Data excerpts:
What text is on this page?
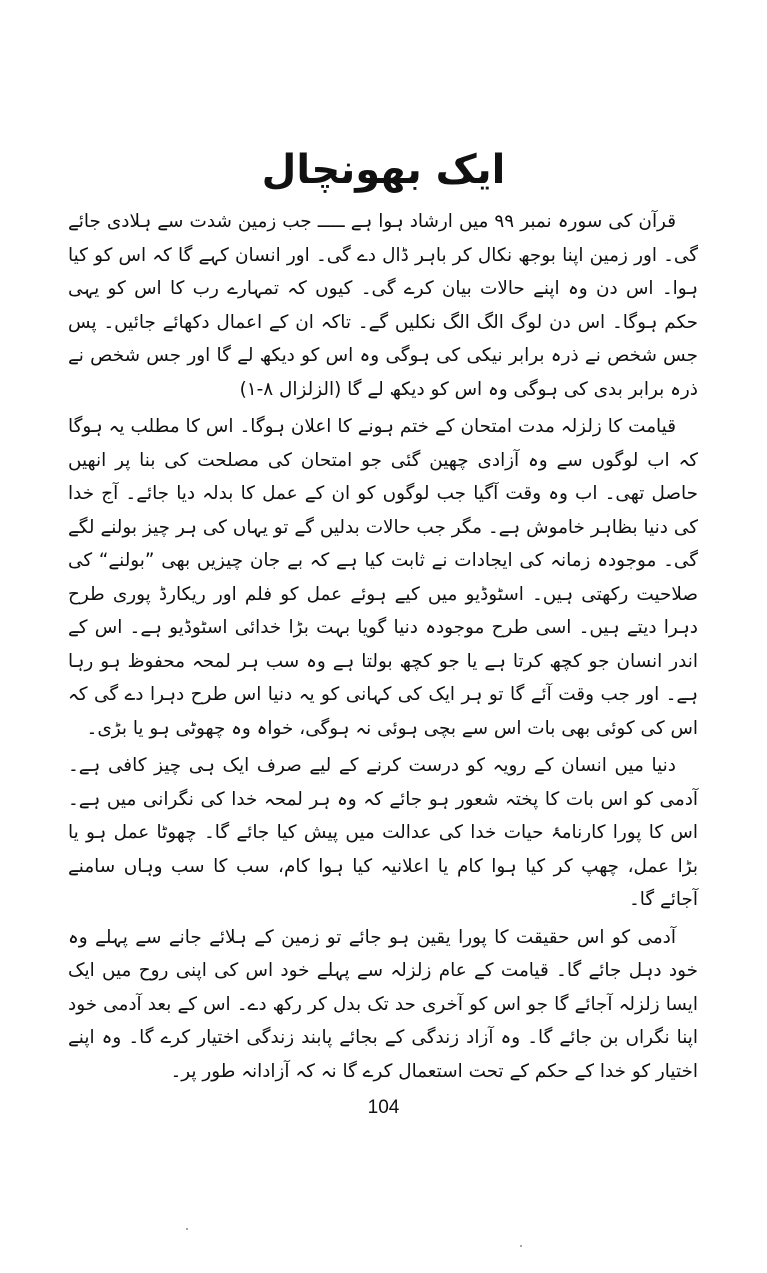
ایک بھونچال

قرآن کی سورہ نمبر ۹۹ میں ارشاد ہوا ہے ـــــ جب زمین شدت سے ہلادی جائے گی۔ اور زمین اپنا بوجھ نکال کر باہر ڈال دے گی۔ اور انسان کہے گا کہ اس کو کیا ہوا۔ اس دن وہ اپنے حالات بیان کرے گی۔ کیوں کہ تمہارے رب کا اس کو یہی حکم ہوگا۔ اس دن لوگ الگ الگ نکلیں گے۔ تاکہ ان کے اعمال دکھائے جائیں۔ پس جس شخص نے ذرہ برابر نیکی کی ہوگی وہ اس کو دیکھ لے گا اور جس شخص نے ذرہ برابر بدی کی ہوگی وہ اس کو دیکھ لے گا (الزلزال ۸-۱)

قیامت کا زلزلہ مدت امتحان کے ختم ہونے کا اعلان ہوگا۔ اس کا مطلب یہ ہوگا کہ اب لوگوں سے وہ آزادی چھین گئی جو امتحان کی مصلحت کی بنا پر انھیں حاصل تھی۔ اب وہ وقت آگیا جب لوگوں کو ان کے عمل کا بدلہ دیا جائے۔ آج خدا کی دنیا بظاہر خاموش ہے۔ مگر جب حالات بدلیں گے تو یہاں کی ہر چیز بولنے لگے گی۔ موجودہ زمانہ کی ایجادات نے ثابت کیا ہے کہ بے جان چیزیں بھی ”بولنے“ کی صلاحیت رکھتی ہیں۔ اسٹوڈیو میں کیے ہوئے عمل کو فلم اور ریکارڈ پوری طرح دہرا دیتے ہیں۔ اسی طرح موجودہ دنیا گویا بہت بڑا خدائی اسٹوڈیو ہے۔ اس کے اندر انسان جو کچھ کرتا ہے یا جو کچھ بولتا ہے وہ سب ہر لمحہ محفوظ ہو رہا ہے۔ اور جب وقت آئے گا تو ہر ایک کی کہانی کو یہ دنیا اس طرح دہرا دے گی کہ اس کی کوئی بھی بات اس سے بچی ہوئی نہ ہوگی، خواہ وہ چھوٹی ہو یا بڑی۔

دنیا میں انسان کے رویہ کو درست کرنے کے لیے صرف ایک ہی چیز کافی ہے۔ آدمی کو اس بات کا پختہ شعور ہو جائے کہ وہ ہر لمحہ خدا کی نگرانی میں ہے۔ اس کا پورا کارنامۂ حیات خدا کی عدالت میں پیش کیا جائے گا۔ چھوٹا عمل ہو یا بڑا عمل، چھپ کر کیا ہوا کام یا اعلانیہ کیا ہوا کام، سب کا سب وہاں سامنے آجائے گا۔

آدمی کو اس حقیقت کا پورا یقین ہو جائے تو زمین کے ہلائے جانے سے پہلے وہ خود دہل جائے گا۔ قیامت کے عام زلزلہ سے پہلے خود اس کی اپنی روح میں ایک ایسا زلزلہ آجائے گا جو اس کو آخری حد تک بدل کر رکھ دے۔ اس کے بعد آدمی خود اپنا نگراں بن جائے گا۔ وہ آزاد زندگی کے بجائے پابند زندگی اختیار کرے گا۔ وہ اپنے اختیار کو خدا کے حکم کے تحت استعمال کرے گا نہ کہ آزادانہ طور پر۔

104
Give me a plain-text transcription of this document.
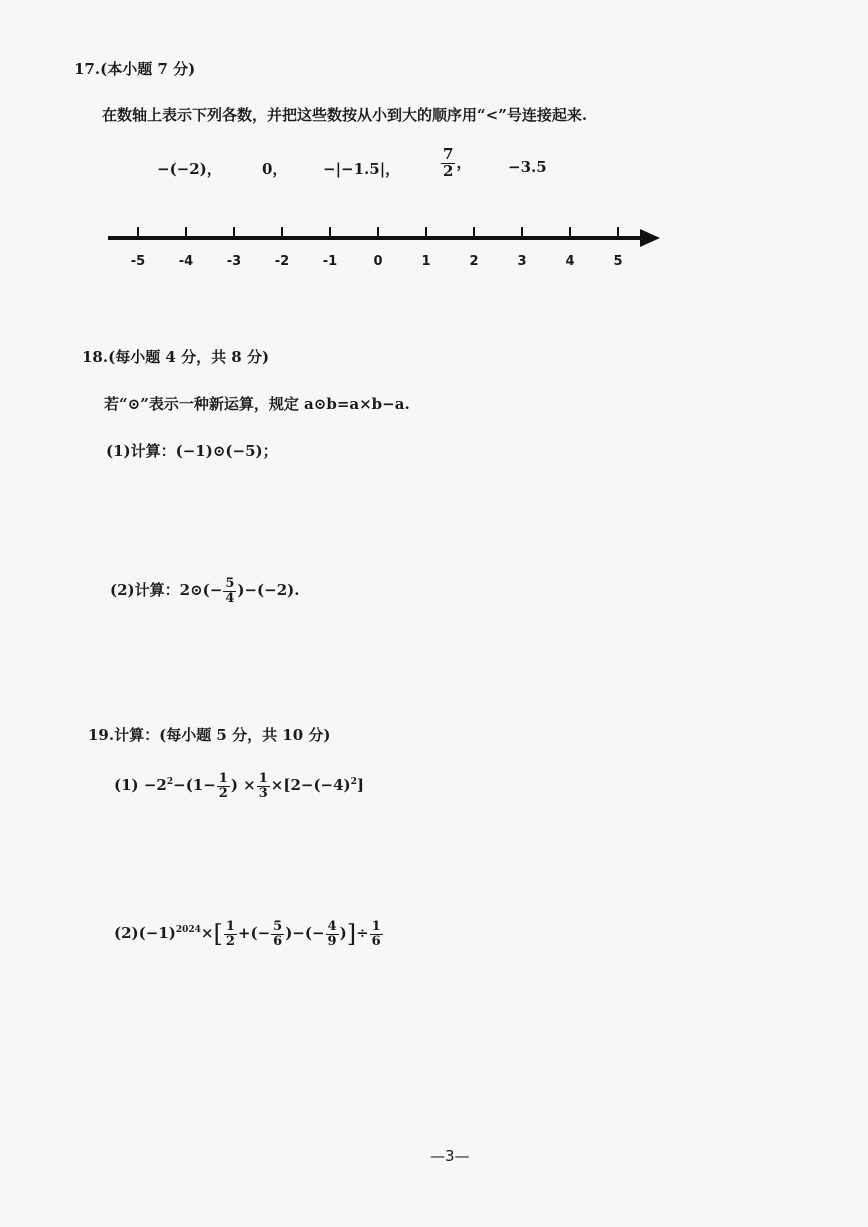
17.(本小题 7 分)
在数轴上表示下列各数，并把这些数按从小到大的顺序用“<”号连接起来.
−(−2)，	0， −|−1.5|，	$\frac{7}{2}$ ， −3.5
-5	-4	-3	-2	-1	0	1	2	3	4	5
18.(每小题 4 分，共 8 分)
若“⊙”表示一种新运算，规定 a⊙b=a×b−a.
(1)计算：(−1)⊙(−5)；
(2)计算：2⊙(− $\frac{5}{4} )-(-2)$.
19.计算：(每小题 5 分，共 10 分)
$(1) -2^2-(1- \frac{1}{2}$ ) × $\frac{1}{3} \times[2-(-4)^2]$
$(2)(-1)^{2024}\times[ \frac{1}{2}$ +(− $\frac{5}{6}$ )−(− $\frac{4}{9}$ )]÷ $\frac{1}{6}$
—3—
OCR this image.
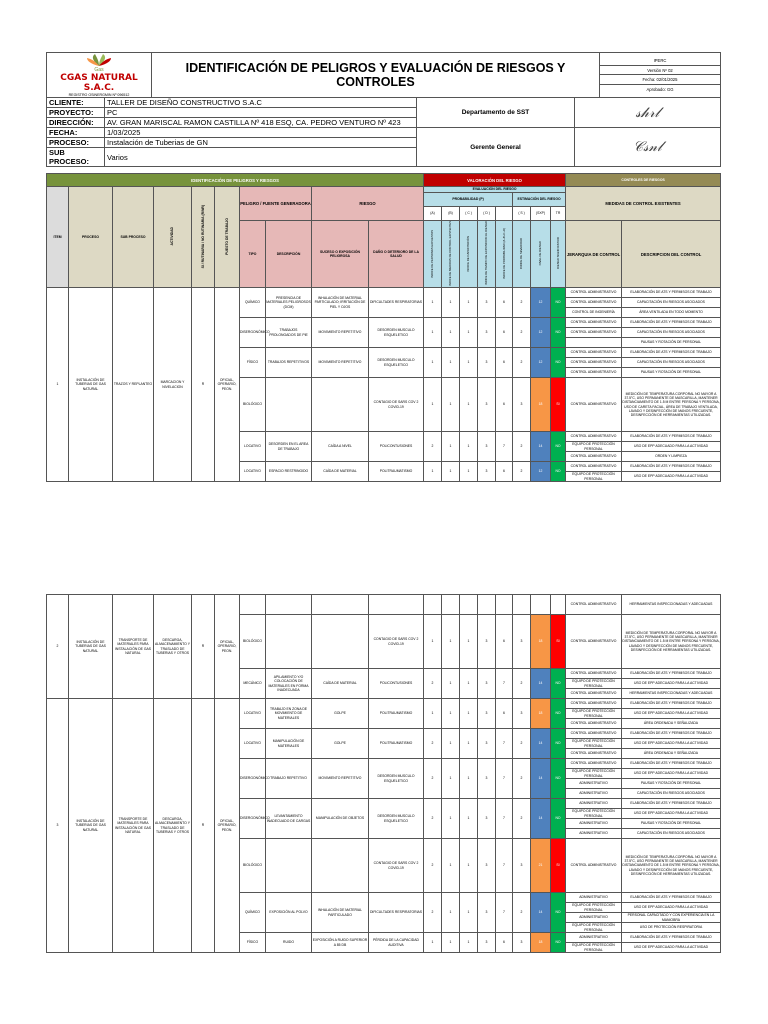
Gas
CGAS NATURAL S.A.C.
REGISTRO OSINERGMIN Nº 096512
	IDENTIFICACIÓN DE PELIGROS Y EVALUACIÓN DE RIESGOS Y CONTROLES	
IPERC
Versión Nº 02
Fecha: 02/01/2025
Aprobado: GG
CLIENTE:	TALLER DE DISEÑO CONSTRUCTIVO S.A.C	Departamento de SST	𝓈𝒽𝓇𝓁
PROYECTO:	PC		
DIRECCIÓN:	AV. GRAN MARISCAL RAMON CASTILLA Nº 418 ESQ, CA. PEDRO VENTURO Nº 423		
FECHA:	1/03/2025	Gerente General	𝒞𝓈𝓃𝓁
PROCESO:	Instalación de Tuberias de GN		
SUB PROCESO:	Varios		
IDENTIFICACIÓN DE PELIGROS Y RIESGOS										VALORACIÓN DEL RIESGO								CONTROLES DE RIESGOS	
ITEM	PROCESO	SUB PROCESO	ACTIVIDAD	SI / RUTINARIA / NO RUTINARIA (R/NR)	PUESTO DE TRABAJO	PELIGRO / FUENTE GENERADORA		RIESGO		EVALUACIÓN DEL RIESGO								MEDIDAS DE CONTROL EXISTENTES	
										PROBABILIDAD (P)					ESTIMACIÓN DEL RIESGO				
										(A)	(B)	( C )	( D )		( S )	(SXP)	TR		
						TIPO	DESCRIPCIÓN	SUCESO O EXPOSICIÓN PELIGROSA	DAÑO O DETERIORO DE LA SALUD	INDICE DE PERSONAS EXPUESTAS	INDICE DE MEDIDAS DE CONTROL EXISTENTES	INDICE DE CAPACITACIÓN	INDICE DE TIEMPO DE EXPOSICION AL RIESGO	INDICE DE PROBABILIDAD (A+B+C+D)	INDICE DE SEVERIDAD	NIVEL DE RIESGO	RIESGO SIGNIFICATIVO	JERARQUIA DE CONTROL	DESCRIPCION DEL CONTROL
1	INSTALACIÓN DE TUBERIAS DE GAS NATURAL	TRAZOS Y REPLANTEO	MARCACION Y NIVELACION	R	OFICIAL, OPERARIO, PEON.	QUÍMICO	PRESENCIA DE MATERIALES PELIGROSOS (DCM)	INHALACIÓN DE MATERIAL PARTICULADO; IRRITACIÓN DE PIEL Y OJOS	DIFICULTADES RESPIRATORIAS	1	1	1	3	6	2	12	NO	CONTROL ADMINISTRATIVO	ELABORACIÓN DE ATS Y PERMISOS DE TRABAJO
																		CONTROL ADMINISTRATIVO	CAPACITACIÓN EN RIESGOS ASOCIADOS
																		CONTROL DE INGENIERÍA	ÁREA VENTILADA EN TODO MOMENTO
						DISERGONÓMICO	TRABAJOS PROLONGADOS DE PIE	MOVIMIENTO REPETITIVO	DESORDEN MUSCULO ESQUELETICO	1	1	1	3	6	2	12	NO	CONTROL ADMINISTRATIVO	ELABORACIÓN DE ATS Y PERMISOS DE TRABAJO
																		CONTROL ADMINISTRATIVO	CAPACITACIÓN EN RIESGOS ASOCIADOS
																			PAUSAS Y ROTACIÓN DE PERSONAL
						FÍSICO	TRABAJOS REPETITIVOS	MOVIMIENTO REPETITIVO	DESORDEN MUSCULO ESQUELETICO	1	1	1	3	6	2	12	NO	CONTROL ADMINISTRATIVO	ELABORACIÓN DE ATS Y PERMISOS DE TRABAJO
																		CONTROL ADMINISTRATIVO	CAPACITACIÓN EN RIESGOS ASOCIADOS
																		CONTROL ADMINISTRATIVO	PAUSAS Y ROTACIÓN DE PERSONAL
						BIOLÓGICO			CONTAGIO DE SARS COV 2 COVID-19	1	1	1	3	6	3	18	SI	CONTROL ADMINISTRATIVO	MEDICIÓN DE TEMPERATURA CORPORAL NO MAYOR A 37.5°C, USO PERMANENTE DE MASCARILLA, MANTENER DISTANCIAMIENTO DE 1.5 M ENTRE PERSONA Y PERSONA, USO DE CARETA FACIAL, ÁREA DE TRABAJO VENTILADA, LAVADO Y DESINFECCIÓN DE MANOS FRECUENTE, DESINFECCIÓN DE HERRAMIENTAS UTILIZADAS.
						LOCATIVO	DESORDEN EN EL AREA DE TRABAJO	CAÍDA A NIVEL	POLICONTUSIONES	2	1	1	3	7	2	14	NO	CONTROL ADMINISTRATIVO	ELABORACIÓN DE ATS Y PERMISOS DE TRABAJO
																		EQUIPO DE PROTECCIÓN PERSONAL	USO DE EPP ADECUADO PARA LA ACTIVIDAD
																		CONTROL ADMINISTRATIVO	ORDEN Y LIMPIEZA
						LOCATIVO	ESPACIO RESTRINGIDO	CAÍDA DE MATERIAL	POLITRAUMATISMO	1	1	1	3	6	2	12	NO	CONTROL ADMINISTRATIVO	ELABORACIÓN DE ATS Y PERMISOS DE TRABAJO
																		EQUIPO DE PROTECCIÓN PERSONAL	USO DE EPP ADECUADO PARA LA ACTIVIDAD
2	INSTALACIÓN DE TUBERIAS DE GAS NATURAL	TRANSPORTE DE MATERIALES PARA INSTALACIÓN DE GAS NATURAL	DESCARGA, ALMACENAMIENTO Y TRASLADO DE TUBERIAS Y OTROS	R	OFICIAL, OPERARIO, PEON.													CONTROL ADMINISTRATIVO	HERRAMIENTAS INSPECCIONADAS Y ADECUADAS
						BIOLÓGICO			CONTAGIO DE SARS COV 2 COVID-19	1	1	1	3	6	3	18	SI	CONTROL ADMINISTRATIVO	MEDICIÓN DE TEMPERATURA CORPORAL NO MAYOR A 37.5°C, USO PERMANENTE DE MASCARILLA, MANTENER DISTANCIAMIENTO DE 1.5 M ENTRE PERSONA Y PERSONA, LAVADO Y DESINFECCIÓN DE MANOS FRECUENTE, DESINFECCIÓN DE HERRAMIENTAS UTILIZADAS.
						MECÁNICO	APILAMIENTO Y/O COLOCACIÓN DE MATERIALES EN FORMA INADECUADA	CAÍDA DE MATERIAL	POLICONTUSIONES	2	1	1	3	7	2	14	NO	CONTROL ADMINISTRATIVO	ELABORACIÓN DE ATS Y PERMISOS DE TRABAJO
																		EQUIPO DE PROTECCIÓN PERSONAL	USO DE EPP ADECUADO PARA LA ACTIVIDAD
																		CONTROL ADMINISTRATIVO	HERRAMIENTAS INSPECCIONADAS Y ADECUADAS
3	INSTALACIÓN DE TUBERIAS DE GAS NATURAL	TRANSPORTE DE MATERIALES PARA INSTALACIÓN DE GAS NATURAL	DESCARGA, ALMACENAMIENTO Y TRASLADO DE TUBERIAS Y OTROS	R	OFICIAL, OPERARIO, PEON.	LOCATIVO	TRABAJO EN ZONA DE MOVIMIENTO DE MATERIALES	GOLPE	POLITRAUMATISMO	1	1	1	3	6	3	18	NO	CONTROL ADMINISTRATIVO	ELABORACIÓN DE ATS Y PERMISOS DE TRABAJO
																		EQUIPO DE PROTECCIÓN PERSONAL	USO DE EPP ADECUADO PARA LA ACTIVIDAD
																		CONTROL ADMINISTRATIVO	ÁREA ORDENADA Y SEÑALIZADA
						LOCATIVO	MANIPULACIÓN DE MATERIALES	GOLPE	POLITRAUMATISMO	2	1	1	3	7	2	14	NO	CONTROL ADMINISTRATIVO	ELABORACIÓN DE ATS Y PERMISOS DE TRABAJO
																		EQUIPO DE PROTECCIÓN PERSONAL	USO DE EPP ADECUADO PARA LA ACTIVIDAD
																		CONTROL ADMINISTRATIVO	ÁREA ORDENADA Y SEÑALIZADA
						DISERGONÓMICO	TRABAJO REPETITIVO	MOVIMIENTO REPETITIVO	DESORDEN MUSCULO ESQUELETICO	2	1	1	3	7	2	14	NO	CONTROL ADMINISTRATIVO	ELABORACIÓN DE ATS Y PERMISOS DE TRABAJO
																		EQUIPO DE PROTECCIÓN PERSONAL	USO DE EPP ADECUADO PARA LA ACTIVIDAD
																		ADMINISTRATIVO	PAUSAS Y ROTACIÓN DE PERSONAL
																		ADMINISTRATIVO	CAPACITACIÓN EN RIESGOS ASOCIADOS
						DISERGONÓMICO	LEVANTAMIENTO INADECUADO DE CARGAS	MANIPULACIÓN DE OBJETOS	DESORDEN MUSCULO ESQUELETICO	2	1	1	3	7	2	14	NO	ADMINISTRATIVO	ELABORACIÓN DE ATS Y PERMISOS DE TRABAJO
																		EQUIPO DE PROTECCIÓN PERSONAL	USO DE EPP ADECUADO PARA LA ACTIVIDAD
																		ADMINISTRATIVO	PAUSAS Y ROTACIÓN DE PERSONAL
																		ADMINISTRATIVO	CAPACITACIÓN EN RIESGOS ASOCIADOS
						BIOLÓGICO			CONTAGIO DE SARS COV 2 COVID-19	2	1	1	3	7	3	21	SI	CONTROL ADMINISTRATIVO	MEDICIÓN DE TEMPERATURA CORPORAL NO MAYOR A 37.5°C, USO PERMANENTE DE MASCARILLA, MANTENER DISTANCIAMIENTO DE 1.5 M ENTRE PERSONA Y PERSONA, LAVADO Y DESINFECCIÓN DE MANOS FRECUENTE, DESINFECCIÓN DE HERRAMIENTAS UTILIZADAS.
						QUÍMICO	EXPOSICIÓN AL POLVO	INHALACIÓN DE MATERIAL PARTICULADO	DIFICULTADES RESPIRATORIAS	2	1	1	3	7	2	14	NO	ADMINISTRATIVO	ELABORACIÓN DE ATS Y PERMISOS DE TRABAJO
																		EQUIPO DE PROTECCIÓN PERSONAL	USO DE EPP ADECUADO PARA LA ACTIVIDAD
																		ADMINISTRATIVO	PERSONAL CAPACITADO Y CON EXPERIENCIA EN LA MANIOBRA
																		EQUIPO DE PROTECCIÓN PERSONAL	USO DE PROTECCIÓN RESPIRATORIA
						FÍSICO	RUIDO	EXPOSICIÓN A RUIDO SUPERIOR A 85 DB	PÉRDIDA DE LA CAPACIDAD AUDITIVA	1	1	1	3	6	3	18	NO	ADMINISTRATIVO	ELABORACIÓN DE ATS Y PERMISOS DE TRABAJO
																		EQUIPO DE PROTECCIÓN PERSONAL	USO DE EPP ADECUADO PARA LA ACTIVIDAD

(DO THIS) Gather, from the listing above, every line carrying the word "QUÍMICO".

(REPLY TO THE EXERCISE)
1	INSTALACIÓN DE TUBERIAS DE GAS NATURAL	TRAZOS Y REPLANTEO	MARCACION Y NIVELACION	R	OFICIAL, OPERARIO, PEON.	QUÍMICO	PRESENCIA DE MATERIALES PELIGROSOS (DCM)	INHALACIÓN DE MATERIAL PARTICULADO; IRRITACIÓN DE PIEL Y OJOS	DIFICULTADES RESPIRATORIAS	1	1	1	3	6	2	12	NO	CONTROL ADMINISTRATIVO	ELABORACIÓN DE ATS Y PERMISOS DE TRABAJO
						QUÍMICO	EXPOSICIÓN AL POLVO	INHALACIÓN DE MATERIAL PARTICULADO	DIFICULTADES RESPIRATORIAS	2	1	1	3	7	2	14	NO	ADMINISTRATIVO	ELABORACIÓN DE ATS Y PERMISOS DE TRABAJO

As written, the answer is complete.